Restate each entry word for word, leaving nothing out.

- **DATA SUPPLIED**
** begin **

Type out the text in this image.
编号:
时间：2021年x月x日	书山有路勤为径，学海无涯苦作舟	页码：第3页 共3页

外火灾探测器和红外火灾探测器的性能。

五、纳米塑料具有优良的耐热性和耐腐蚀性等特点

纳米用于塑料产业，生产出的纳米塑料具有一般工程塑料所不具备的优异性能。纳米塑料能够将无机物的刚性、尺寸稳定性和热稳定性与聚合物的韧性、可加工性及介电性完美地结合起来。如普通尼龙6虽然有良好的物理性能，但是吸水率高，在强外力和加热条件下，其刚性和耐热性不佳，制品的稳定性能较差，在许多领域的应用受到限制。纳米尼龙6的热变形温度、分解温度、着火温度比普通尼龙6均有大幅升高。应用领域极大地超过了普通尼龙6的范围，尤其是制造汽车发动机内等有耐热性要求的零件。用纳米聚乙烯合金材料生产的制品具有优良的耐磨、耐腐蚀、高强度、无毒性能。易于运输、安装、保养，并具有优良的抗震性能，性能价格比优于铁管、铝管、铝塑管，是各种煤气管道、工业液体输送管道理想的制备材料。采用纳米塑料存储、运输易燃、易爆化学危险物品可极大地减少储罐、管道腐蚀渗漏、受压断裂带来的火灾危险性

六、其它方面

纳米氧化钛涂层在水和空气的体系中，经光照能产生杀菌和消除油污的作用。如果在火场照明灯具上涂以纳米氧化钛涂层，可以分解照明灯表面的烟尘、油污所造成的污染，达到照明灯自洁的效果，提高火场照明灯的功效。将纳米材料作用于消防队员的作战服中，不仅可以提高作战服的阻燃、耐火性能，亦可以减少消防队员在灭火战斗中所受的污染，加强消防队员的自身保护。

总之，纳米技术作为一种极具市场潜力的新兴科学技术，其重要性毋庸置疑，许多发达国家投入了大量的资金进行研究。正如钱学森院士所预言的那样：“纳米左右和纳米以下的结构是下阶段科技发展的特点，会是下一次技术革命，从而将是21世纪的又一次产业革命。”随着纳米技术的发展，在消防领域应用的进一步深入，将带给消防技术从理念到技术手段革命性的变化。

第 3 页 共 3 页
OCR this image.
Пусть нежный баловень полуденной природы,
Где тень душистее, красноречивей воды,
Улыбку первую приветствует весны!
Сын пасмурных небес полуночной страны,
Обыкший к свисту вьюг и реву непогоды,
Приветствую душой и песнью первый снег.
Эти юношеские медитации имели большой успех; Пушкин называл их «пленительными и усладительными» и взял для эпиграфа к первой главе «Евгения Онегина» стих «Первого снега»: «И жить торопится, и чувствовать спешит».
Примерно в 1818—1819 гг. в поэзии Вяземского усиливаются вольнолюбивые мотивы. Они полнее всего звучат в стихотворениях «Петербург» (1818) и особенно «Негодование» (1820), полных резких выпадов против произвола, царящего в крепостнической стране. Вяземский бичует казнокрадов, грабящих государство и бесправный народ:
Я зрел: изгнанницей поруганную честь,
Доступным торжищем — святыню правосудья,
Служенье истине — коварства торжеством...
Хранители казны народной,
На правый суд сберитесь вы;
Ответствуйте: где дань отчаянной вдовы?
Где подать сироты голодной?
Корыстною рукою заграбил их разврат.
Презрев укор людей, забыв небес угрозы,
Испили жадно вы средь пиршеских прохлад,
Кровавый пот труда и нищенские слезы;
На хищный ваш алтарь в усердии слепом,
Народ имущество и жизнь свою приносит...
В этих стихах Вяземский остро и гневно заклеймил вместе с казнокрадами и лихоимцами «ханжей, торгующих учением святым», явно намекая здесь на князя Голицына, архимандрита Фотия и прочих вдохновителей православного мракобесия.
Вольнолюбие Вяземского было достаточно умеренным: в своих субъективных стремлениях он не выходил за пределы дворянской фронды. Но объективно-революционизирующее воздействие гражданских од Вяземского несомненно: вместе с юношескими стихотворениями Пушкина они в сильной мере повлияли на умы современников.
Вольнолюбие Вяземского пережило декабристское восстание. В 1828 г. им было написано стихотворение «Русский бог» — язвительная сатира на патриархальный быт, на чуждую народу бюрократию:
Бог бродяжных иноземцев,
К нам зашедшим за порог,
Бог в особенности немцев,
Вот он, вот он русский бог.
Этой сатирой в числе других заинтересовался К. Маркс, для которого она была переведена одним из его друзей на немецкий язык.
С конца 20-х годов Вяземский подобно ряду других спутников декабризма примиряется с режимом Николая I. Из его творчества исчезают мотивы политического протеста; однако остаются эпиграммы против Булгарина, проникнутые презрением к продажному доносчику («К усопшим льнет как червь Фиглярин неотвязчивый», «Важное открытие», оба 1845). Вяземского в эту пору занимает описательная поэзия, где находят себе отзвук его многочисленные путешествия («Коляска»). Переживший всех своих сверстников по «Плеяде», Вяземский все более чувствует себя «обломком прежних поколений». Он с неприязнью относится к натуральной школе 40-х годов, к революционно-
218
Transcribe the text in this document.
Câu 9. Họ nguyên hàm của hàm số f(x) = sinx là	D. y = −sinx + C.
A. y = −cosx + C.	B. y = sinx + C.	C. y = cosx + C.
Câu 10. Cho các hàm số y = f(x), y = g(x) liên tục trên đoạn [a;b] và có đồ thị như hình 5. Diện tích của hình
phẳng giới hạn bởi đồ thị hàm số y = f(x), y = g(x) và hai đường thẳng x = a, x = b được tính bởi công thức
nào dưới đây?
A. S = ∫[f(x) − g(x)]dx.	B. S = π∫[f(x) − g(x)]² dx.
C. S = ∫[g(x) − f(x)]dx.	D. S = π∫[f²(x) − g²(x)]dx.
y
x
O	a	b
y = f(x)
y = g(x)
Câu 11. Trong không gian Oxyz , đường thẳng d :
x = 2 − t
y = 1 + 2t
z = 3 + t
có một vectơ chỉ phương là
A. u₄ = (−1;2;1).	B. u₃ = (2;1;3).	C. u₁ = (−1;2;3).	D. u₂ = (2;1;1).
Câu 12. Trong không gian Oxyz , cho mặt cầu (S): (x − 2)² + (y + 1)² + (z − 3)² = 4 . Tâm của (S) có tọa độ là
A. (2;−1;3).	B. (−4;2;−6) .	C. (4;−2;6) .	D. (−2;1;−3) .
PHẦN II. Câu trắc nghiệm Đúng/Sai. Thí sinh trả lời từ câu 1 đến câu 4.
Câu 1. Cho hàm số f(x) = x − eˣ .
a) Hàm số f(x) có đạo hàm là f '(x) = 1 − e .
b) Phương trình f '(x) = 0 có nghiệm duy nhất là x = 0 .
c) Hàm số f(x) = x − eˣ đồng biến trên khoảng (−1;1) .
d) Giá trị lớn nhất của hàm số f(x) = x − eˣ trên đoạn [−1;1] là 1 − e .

** end **

- **SOLVED PROBLEM**
Type out the text in this image.
编号:
时间：2021年x月x日	书山有路勤为径，学海无涯苦作舟	页码：第3页 共3页

外火灾探测器和红外火灾探测器的性能。

五、纳米塑料具有优良的耐热性和耐腐蚀性等特点

纳米用于塑料产业，生产出的纳米塑料具有一般工程塑料所不具备的优异性能。纳米塑料能够将无机物的刚性、尺寸稳定性和热稳定性与聚合物的韧性、可加工性及介电性完美地结合起来。如普通尼龙6虽然有良好的物理性能，但是吸水率高，在强外力和加热条件下，其刚性和耐热性不佳，制品的稳定性能较差，在许多领域的应用受到限制。纳米尼龙6的热变形温度、分解温度、着火温度比普通尼龙6均有大幅升高。应用领域极大地超过了普通尼龙6的范围，尤其是制造汽车发动机内等有耐热性要求的零件。用纳米聚乙烯合金材料生产的制品具有优良的耐磨、耐腐蚀、高强度、无毒性能。易于运输、安装、保养，并具有优良的抗震性能，性能价格比优于铁管、铝管、铝塑管，是各种煤气管道、工业液体输送管道理想的制备材料。采用纳米塑料存储、运输易燃、易爆化学危险物品可极大地减少储罐、管道腐蚀渗漏、受压断裂带来的火灾危险性

六、其它方面

纳米氧化钛涂层在水和空气的体系中，经光照能产生杀菌和消除油污的作用。如果在火场照明灯具上涂以纳米氧化钛涂层，可以分解照明灯表面的烟尘、油污所造成的污染，达到照明灯自洁的效果，提高火场照明灯的功效。将纳米材料作用于消防队员的作战服中，不仅可以提高作战服的阻燃、耐火性能，亦可以减少消防队员在灭火战斗中所受的污染，加强消防队员的自身保护。

总之，纳米技术作为一种极具市场潜力的新兴科学技术，其重要性毋庸置疑，许多发达国家投入了大量的资金进行研究。正如钱学森院士所预言的那样：“纳米左右和纳米以下的结构是下阶段科技发展的特点，会是下一次技术革命，从而将是21世纪的又一次产业革命。”随着纳米技术的发展，在消防领域应用的进一步深入，将带给消防技术从理念到技术手段革命性的变化。

第 3 页 共 3 页
OCR this image.
Пусть нежный баловень полуденной природы,
Где тень душистее, красноречивей воды,
Улыбку первую приветствует весны!
Сын пасмурных небес полуночной страны,
Обыкший к свисту вьюг и реву непогоды,
Приветствую душой и песнью первый снег.
Эти юношеские медитации имели большой успех; Пушкин называл их «пленительными и усладительными» и взял для эпиграфа к первой главе «Евгения Онегина» стих «Первого снега»: «И жить торопится, и чувствовать спешит».
Примерно в 1818—1819 гг. в поэзии Вяземского усиливаются вольнолюбивые мотивы. Они полнее всего звучат в стихотворениях «Петербург» (1818) и особенно «Негодование» (1820), полных резких выпадов против произвола, царящего в крепостнической стране. Вяземский бичует казнокрадов, грабящих государство и бесправный народ:
Я зрел: изгнанницей поруганную честь,
Доступным торжищем — святыню правосудья,
Служенье истине — коварства торжеством...
Хранители казны народной,
На правый суд сберитесь вы;
Ответствуйте: где дань отчаянной вдовы?
Где подать сироты голодной?
Корыстною рукою заграбил их разврат.
Презрев укор людей, забыв небес угрозы,
Испили жадно вы средь пиршеских прохлад,
Кровавый пот труда и нищенские слезы;
На хищный ваш алтарь в усердии слепом,
Народ имущество и жизнь свою приносит...
В этих стихах Вяземский остро и гневно заклеймил вместе с казнокрадами и лихоимцами «ханжей, торгующих учением святым», явно намекая здесь на князя Голицына, архимандрита Фотия и прочих вдохновителей православного мракобесия.
Вольнолюбие Вяземского было достаточно умеренным: в своих субъективных стремлениях он не выходил за пределы дворянской фронды. Но объективно-революционизирующее воздействие гражданских од Вяземского несомненно: вместе с юношескими стихотворениями Пушкина они в сильной мере повлияли на умы современников.
Вольнолюбие Вяземского пережило декабристское восстание. В 1828 г. им было написано стихотворение «Русский бог» — язвительная сатира на патриархальный быт, на чуждую народу бюрократию:
Бог бродяжных иноземцев,
К нам зашедшим за порог,
Бог в особенности немцев,
Вот он, вот он русский бог.
Этой сатирой в числе других заинтересовался К. Маркс, для которого она была переведена одним из его друзей на немецкий язык.
С конца 20-х годов Вяземский подобно ряду других спутников декабризма примиряется с режимом Николая I. Из его творчества исчезают мотивы политического протеста; однако остаются эпиграммы против Булгарина, проникнутые презрением к продажному доносчику («К усопшим льнет как червь Фиглярин неотвязчивый», «Важное открытие», оба 1845). Вяземского в эту пору занимает описательная поэзия, где находят себе отзвук его многочисленные путешествия («Коляска»). Переживший всех своих сверстников по «Плеяде», Вяземский все более чувствует себя «обломком прежних поколений». Он с неприязнью относится к натуральной школе 40-х годов, к революционно-
218
Transcribe the text in this document.
Câu 9. Họ nguyên hàm của hàm số f(x) = sinx là	D. y = −sinx + C.
A. y = −cosx + C.	B. y = sinx + C.	C. y = cosx + C.
Câu 10. Cho các hàm số y = f(x), y = g(x) liên tục trên đoạn [a;b] và có đồ thị như hình 5. Diện tích của hình
phẳng giới hạn bởi đồ thị hàm số y = f(x), y = g(x) và hai đường thẳng x = a, x = b được tính bởi công thức
nào dưới đây?
A. S = ∫[f(x) − g(x)]dx.	B. S = π∫[f(x) − g(x)]² dx.
C. S = ∫[g(x) − f(x)]dx.	D. S = π∫[f²(x) − g²(x)]dx.
y
x
O	a	b
y = f(x)
y = g(x)
Câu 11. Trong không gian Oxyz , đường thẳng d :
x = 2 − t
y = 1 + 2t
z = 3 + t
có một vectơ chỉ phương là
A. u₄ = (−1;2;1).	B. u₃ = (2;1;3).	C. u₁ = (−1;2;3).	D. u₂ = (2;1;1).
Câu 12. Trong không gian Oxyz , cho mặt cầu (S): (x − 2)² + (y + 1)² + (z − 3)² = 4 . Tâm của (S) có tọa độ là
A. (2;−1;3).	B. (−4;2;−6) .	C. (4;−2;6) .	D. (−2;1;−3) .
PHẦN II. Câu trắc nghiệm Đúng/Sai. Thí sinh trả lời từ câu 1 đến câu 4.
Câu 1. Cho hàm số f(x) = x − eˣ .
a) Hàm số f(x) có đạo hàm là f '(x) = 1 − e .
b) Phương trình f '(x) = 0 có nghiệm duy nhất là x = 0 .
c) Hàm số f(x) = x − eˣ đồng biến trên khoảng (−1;1) .
d) Giá trị lớn nhất của hàm số f(x) = x − eˣ trên đoạn [−1;1] là 1 − e .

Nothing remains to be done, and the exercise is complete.